--- Exercise prompt ---
Copy the records below word for word, starting at the line that contains "time-tick-label: 14:00 bbox=[251, 533, 273, 543]" and ending at the line that contains "zones-layer bbox=[0, 0, 551, 483]", with both of those lines included.

Image region annotations
"""

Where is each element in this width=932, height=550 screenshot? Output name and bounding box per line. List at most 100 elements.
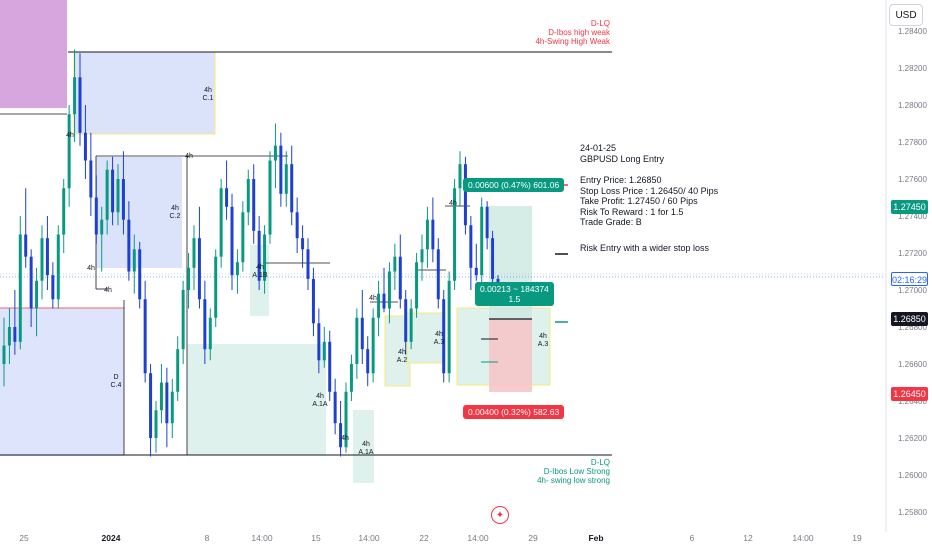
time-tick-label: 14:00 bbox=[251, 533, 273, 543]
price-axis[interactable]: 1.28400 1.28200 1.28000 1.27800 1.27600 1.274… bbox=[885, 0, 927, 532]
candle-up bbox=[458, 164, 462, 189]
candle-down bbox=[404, 299, 408, 342]
label-a1b-b: A.1B bbox=[252, 272, 268, 279]
label-4h-5: 4h bbox=[369, 295, 377, 302]
candle-up bbox=[35, 280, 39, 309]
label-c1-a: 4h bbox=[204, 87, 212, 94]
bottom-label-2: D-Ibos Low Strong bbox=[543, 467, 610, 476]
time-tick-label: 2024 bbox=[102, 533, 121, 543]
candle-up bbox=[18, 234, 22, 342]
candle-down bbox=[13, 327, 17, 342]
price-tag-sl: 1.26450 bbox=[891, 387, 928, 401]
candle-up bbox=[181, 290, 185, 350]
candle-down bbox=[203, 299, 207, 350]
candle-up bbox=[154, 410, 158, 438]
candle-up bbox=[246, 179, 250, 213]
label-a2-b: A.2 bbox=[397, 357, 408, 364]
candle-up bbox=[415, 262, 419, 309]
label-a1a2-a: 4h bbox=[362, 441, 370, 448]
candles-layer bbox=[2, 49, 500, 457]
candle-up bbox=[349, 364, 353, 392]
candle-up bbox=[219, 188, 223, 257]
zone-green-big bbox=[187, 344, 326, 455]
candle-up bbox=[409, 308, 413, 342]
candle-down bbox=[295, 212, 299, 239]
candle-up bbox=[344, 391, 348, 448]
premium-zone bbox=[0, 0, 67, 108]
price-tag-tp: 1.27450 bbox=[891, 200, 928, 214]
candle-up bbox=[235, 262, 239, 276]
candle-down bbox=[328, 341, 332, 392]
price-tick-label: 1.27000 bbox=[898, 286, 927, 295]
zone-c1 bbox=[73, 51, 216, 135]
label-4h-3: 4h bbox=[87, 265, 95, 272]
candle-up bbox=[480, 206, 484, 276]
trade-stop: Stop Loss Price : 1.26450/ 40 Pips bbox=[580, 185, 719, 196]
zones-layer bbox=[0, 0, 551, 483]
candle-up bbox=[371, 317, 375, 374]
candle-up bbox=[62, 188, 66, 235]
time-tick-label: Feb bbox=[588, 533, 603, 543]
candle-down bbox=[442, 299, 446, 374]
sl-tag[interactable]: 0.00400 (0.32%) 582.63 bbox=[463, 405, 565, 419]
trade-entry: Entry Price: 1.26850 bbox=[580, 175, 662, 185]
candle-down bbox=[469, 225, 473, 268]
candle-up bbox=[377, 293, 381, 318]
candle-down bbox=[225, 188, 229, 207]
price-tick-label: 1.26000 bbox=[898, 471, 927, 480]
candle-down bbox=[197, 238, 201, 300]
candle-down bbox=[339, 423, 343, 448]
label-a3r-a: 4h bbox=[539, 333, 547, 340]
candle-up bbox=[176, 349, 180, 392]
currency-button[interactable]: USD bbox=[889, 4, 923, 26]
candle-down bbox=[290, 164, 294, 213]
time-tick-label: 14:00 bbox=[467, 533, 489, 543]
position-tag[interactable]: 0.00213 ~ 184374 1.5 bbox=[475, 282, 554, 306]
label-c4-b: C.4 bbox=[111, 382, 122, 389]
candle-down bbox=[29, 256, 33, 309]
candle-down bbox=[436, 249, 440, 300]
candle-up bbox=[284, 164, 288, 194]
price-tick-label: 1.28000 bbox=[898, 101, 927, 110]
candle-down bbox=[485, 206, 489, 239]
candle-up bbox=[2, 345, 6, 364]
candle-down bbox=[111, 169, 115, 213]
zone-a1a-small bbox=[353, 410, 374, 483]
candle-down bbox=[360, 317, 364, 350]
candle-down bbox=[24, 234, 28, 257]
candle-down bbox=[496, 278, 500, 283]
candle-down bbox=[143, 299, 147, 374]
tradingview-logo-icon[interactable]: ✦ bbox=[491, 506, 509, 524]
price-tick-label: 1.27400 bbox=[898, 212, 927, 221]
position-tag-line-2: 1.5 bbox=[508, 294, 521, 304]
candle-down bbox=[257, 230, 261, 281]
risk-note: Risk Entry with a wider stop loss bbox=[580, 243, 710, 253]
position-tag-line-1: 0.00213 ~ 184374 bbox=[480, 284, 549, 294]
candle-up bbox=[447, 280, 451, 374]
time-axis[interactable]: 25 2024 8 14:00 15 14:00 22 14:00 29 Feb 6 12 14:00 1… bbox=[19, 533, 862, 543]
price-tick-label: 1.26800 bbox=[898, 323, 927, 332]
time-tick-label: 25 bbox=[19, 533, 29, 543]
candle-up bbox=[100, 219, 104, 235]
bottom-label-1: D-LQ bbox=[590, 458, 610, 467]
candle-down bbox=[165, 382, 169, 424]
price-tick-label: 1.26400 bbox=[898, 397, 927, 406]
label-4h-2: 4h bbox=[185, 153, 193, 160]
note-spacer bbox=[580, 164, 718, 175]
candle-up bbox=[208, 317, 212, 350]
candle-down bbox=[279, 145, 283, 194]
label-a1a2-b: A.1A bbox=[358, 449, 374, 456]
trade-title: GBPUSD Long Entry bbox=[580, 153, 665, 164]
label-4h-4: 4h bbox=[104, 287, 112, 294]
candle-up bbox=[170, 391, 174, 424]
label-c4-a: D bbox=[113, 374, 118, 381]
candle-up bbox=[159, 382, 163, 411]
candle-up bbox=[40, 238, 44, 281]
label-c2-b: C.2 bbox=[170, 213, 181, 220]
candle-down bbox=[491, 238, 495, 279]
tp-tag[interactable]: 0.00600 (0.47%) 601.06 bbox=[463, 178, 565, 192]
trade-grade: Trade Grade: B bbox=[580, 217, 642, 227]
trade-rr: Risk To Reward : 1 for 1.5 bbox=[580, 206, 684, 217]
candle-down bbox=[121, 179, 125, 220]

"""

--- Exercise solution ---
time-tick-label: 14:00 bbox=[251, 533, 273, 543]
price-axis[interactable]: 1.28400 1.28200 1.28000 1.27800 1.27600 1.274… bbox=[885, 0, 927, 532]
candle-up bbox=[458, 164, 462, 189]
candle-down bbox=[404, 299, 408, 342]
label-a1b-b: A.1B bbox=[252, 272, 268, 279]
label-4h-5: 4h bbox=[369, 295, 377, 302]
candle-up bbox=[35, 280, 39, 309]
label-c1-a: 4h bbox=[204, 87, 212, 94]
bottom-label-2: D-Ibos Low Strong bbox=[543, 467, 610, 476]
time-tick-label: 2024 bbox=[102, 533, 121, 543]
candle-up bbox=[18, 234, 22, 342]
candle-down bbox=[13, 327, 17, 342]
price-tag-sl: 1.26450 bbox=[891, 387, 928, 401]
candle-up bbox=[181, 290, 185, 350]
candle-down bbox=[203, 299, 207, 350]
candle-up bbox=[154, 410, 158, 438]
candle-up bbox=[246, 179, 250, 213]
label-a2-b: A.2 bbox=[397, 357, 408, 364]
candle-up bbox=[415, 262, 419, 309]
label-a1a2-a: 4h bbox=[362, 441, 370, 448]
candles-layer bbox=[2, 49, 500, 457]
candle-up bbox=[349, 364, 353, 392]
candle-up bbox=[219, 188, 223, 257]
zone-green-big bbox=[187, 344, 326, 455]
candle-up bbox=[409, 308, 413, 342]
candle-down bbox=[295, 212, 299, 239]
candle-up bbox=[344, 391, 348, 448]
premium-zone bbox=[0, 0, 67, 108]
price-tag-tp: 1.27450 bbox=[891, 200, 928, 214]
candle-up bbox=[235, 262, 239, 276]
candle-down bbox=[328, 341, 332, 392]
price-tick-label: 1.27000 bbox=[898, 286, 927, 295]
zone-c1 bbox=[73, 51, 216, 135]
label-4h-3: 4h bbox=[87, 265, 95, 272]
candle-up bbox=[480, 206, 484, 276]
trade-stop: Stop Loss Price : 1.26450/ 40 Pips bbox=[580, 185, 719, 196]
zones-layer bbox=[0, 0, 551, 483]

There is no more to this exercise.